Quote, word for word, only the lines running from the line with "Transcribe this image's" through the end of the listing. Leave out the pictures.

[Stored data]
⟨
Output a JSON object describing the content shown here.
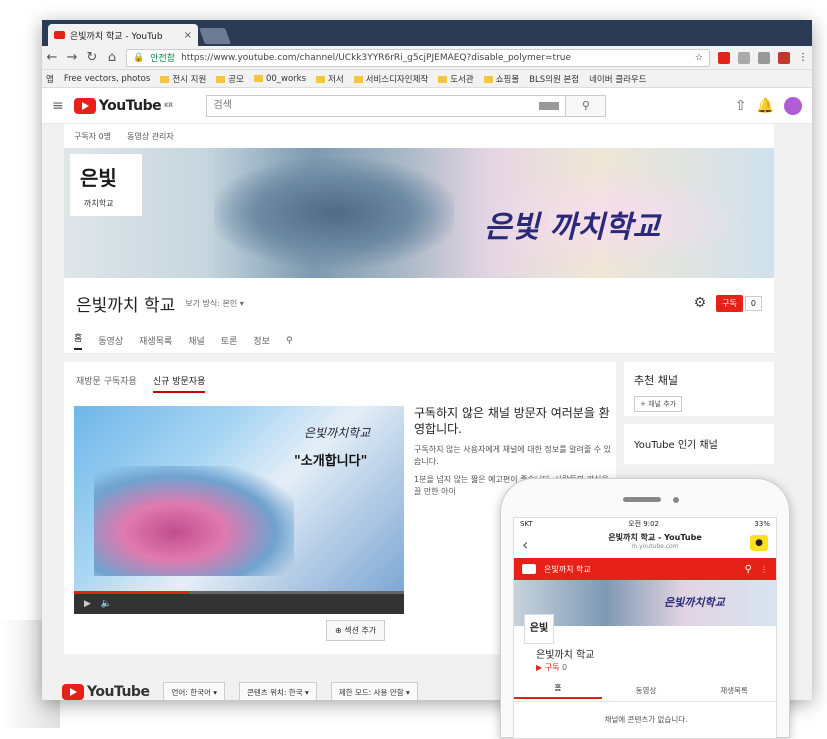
{
  "browser": {
    "tab_title": "은빛까치 학교 - YouTub",
    "tab_close": "×",
    "secure_label": "안전함",
    "url": "https://www.youtube.com/channel/UCkk3YYR6rRi_g5cjPJEMAEQ?disable_polymer=true",
    "bookmarks": [
      "앱",
      "Free vectors, photos",
      "전시 지원",
      "공모",
      "00_works",
      "저서",
      "서비스디자인제작",
      "도서관",
      "쇼핑몰",
      "BLS의원 본점",
      "네이버 클라우드"
    ]
  },
  "youtube": {
    "logo": "YouTube",
    "region": "KR",
    "search_placeholder": "검색"
  },
  "channel": {
    "subscriber_bar": [
      "구독자 0명",
      "동영상 관리자"
    ],
    "banner_logo": "은빛",
    "banner_sub": "까치학교",
    "banner_title": "은빛 까치학교",
    "name": "은빛까치 학교",
    "view_as": "보기 방식: 본인 ▾",
    "subscribe": "구독",
    "subscribe_count": "0",
    "tabs": [
      "홈",
      "동영상",
      "재생목록",
      "채널",
      "토론",
      "정보"
    ],
    "subtabs": [
      "재방문 구독자용",
      "신규 방문자용"
    ],
    "video_logo": "은빛까치학교",
    "video_intro": "\"소개합니다\"",
    "video_title": "구독하지 않은 채널 방문자 여러분을 환영합니다.",
    "video_desc": "구독하지 않는 사용자에게 채널에 대한 정보를 알려줄 수 있습니다.",
    "video_desc2": "1분을 넘지 않는 짧은 예고편이 좋습니다. 사람들의 관심을 끌 만한 아이",
    "add_section": "섹션 추가",
    "side_recommended": "추천 채널",
    "side_add_channel": "+ 채널 추가",
    "side_popular": "YouTube 인기 채널"
  },
  "footer": {
    "logo": "YouTube",
    "language": "언어: 한국어 ▾",
    "content_location": "콘텐츠 위치: 한국 ▾",
    "restricted": "제한 모드: 사용 안함 ▾"
  },
  "phone": {
    "carrier": "SKT",
    "time": "오전 9:02",
    "battery": "33%",
    "page_title": "은빛까치 학교 - YouTube",
    "page_url": "m.youtube.com",
    "channel_bar": "은빛까치 학교",
    "banner_title": "은빛까치학교",
    "channel_name": "은빛까치 학교",
    "subscribe": "구독",
    "subscribe_count": "0",
    "tabs": [
      "홈",
      "동영상",
      "재생목록"
    ],
    "empty": "채널에 콘텐츠가 없습니다."
  },
  "colors": {
    "brand_red": "#e62117",
    "tab_strip": "#2b3a55"
  }
}
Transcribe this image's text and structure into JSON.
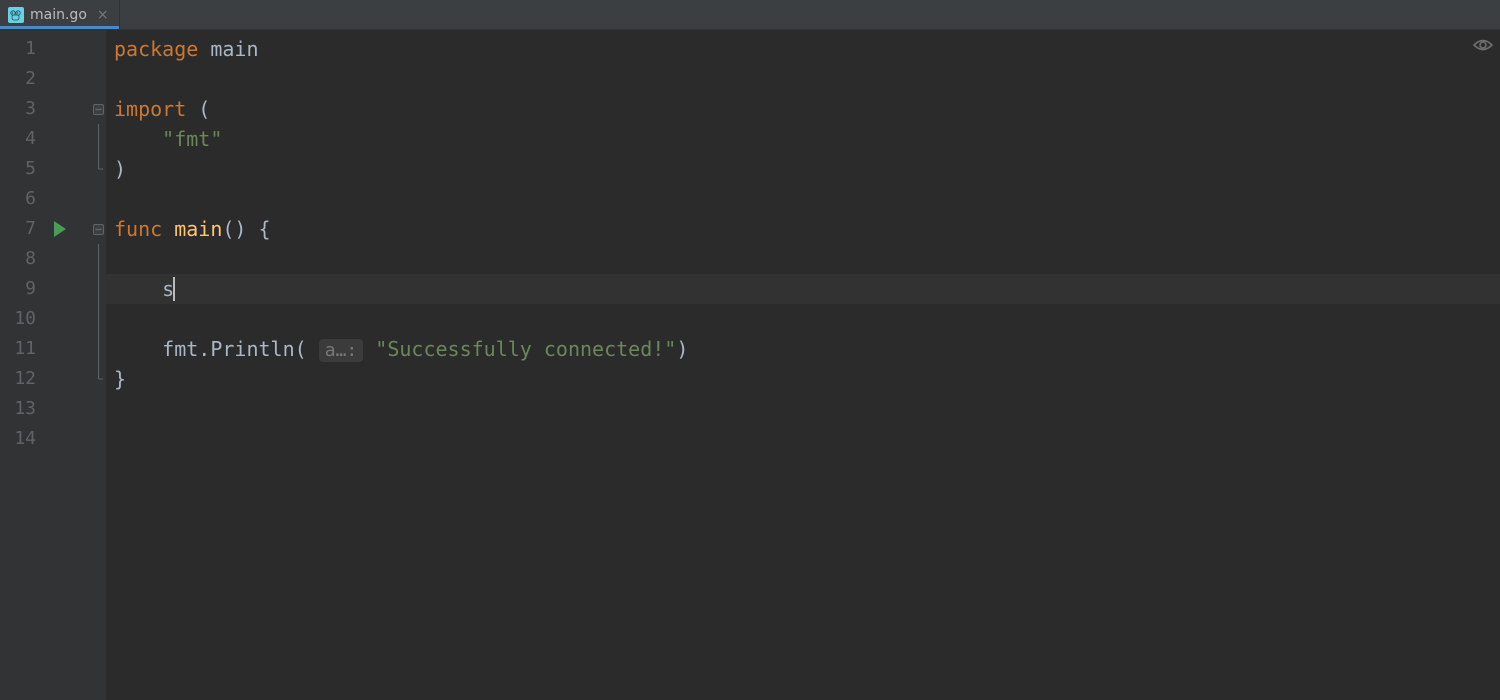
{
  "tab": {
    "filename": "main.go",
    "icon": "go-gopher-icon",
    "active": true
  },
  "gutter": {
    "line_numbers": [
      "1",
      "2",
      "3",
      "4",
      "5",
      "6",
      "7",
      "8",
      "9",
      "10",
      "11",
      "12",
      "13",
      "14"
    ],
    "run_marker_line": 7,
    "fold_markers": {
      "3": "fold-open",
      "5": "fold-close",
      "7": "fold-open",
      "12": "fold-close"
    }
  },
  "code": {
    "line1": {
      "kw_package": "package",
      "name_main": "main"
    },
    "line3": {
      "kw_import": "import",
      "paren_open": "("
    },
    "line4": {
      "indent": "    ",
      "str_fmt": "\"fmt\""
    },
    "line5": {
      "paren_close": ")"
    },
    "line7": {
      "kw_func": "func",
      "name_main_fn": "main",
      "parens": "()",
      "brace_open": "{"
    },
    "line9": {
      "indent": "    ",
      "typed": "s"
    },
    "line11": {
      "indent": "    ",
      "obj": "fmt",
      "dot": ".",
      "method": "Println",
      "open": "(",
      "param_hint": "a…:",
      "space": " ",
      "str_arg": "\"Successfully connected!\"",
      "close": ")"
    },
    "line12": {
      "brace_close": "}"
    }
  },
  "current_line": 9
}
⟩
#### Output of the task:
Transcribe this image's text and structure into JSON.
{
  "tab": {
    "filename": "main.go",
    "icon": "go-gopher-icon",
    "active": true
  },
  "gutter": {
    "line_numbers": [
      "1",
      "2",
      "3",
      "4",
      "5",
      "6",
      "7",
      "8",
      "9",
      "10",
      "11",
      "12",
      "13",
      "14"
    ],
    "run_marker_line": 7,
    "fold_markers": {
      "3": "fold-open",
      "5": "fold-close",
      "7": "fold-open",
      "12": "fold-close"
    }
  },
  "code": {
    "line1": {
      "kw_package": "package",
      "name_main": "main"
    },
    "line3": {
      "kw_import": "import",
      "paren_open": "("
    },
    "line4": {
      "indent": "    ",
      "str_fmt": "\"fmt\""
    },
    "line5": {
      "paren_close": ")"
    },
    "line7": {
      "kw_func": "func",
      "name_main_fn": "main",
      "parens": "()",
      "brace_open": "{"
    },
    "line9": {
      "indent": "    ",
      "typed": "s"
    },
    "line11": {
      "indent": "    ",
      "obj": "fmt",
      "dot": ".",
      "method": "Println",
      "open": "(",
      "param_hint": "a…:",
      "space": " ",
      "str_arg": "\"Successfully connected!\"",
      "close": ")"
    },
    "line12": {
      "brace_close": "}"
    }
  },
  "current_line": 9
}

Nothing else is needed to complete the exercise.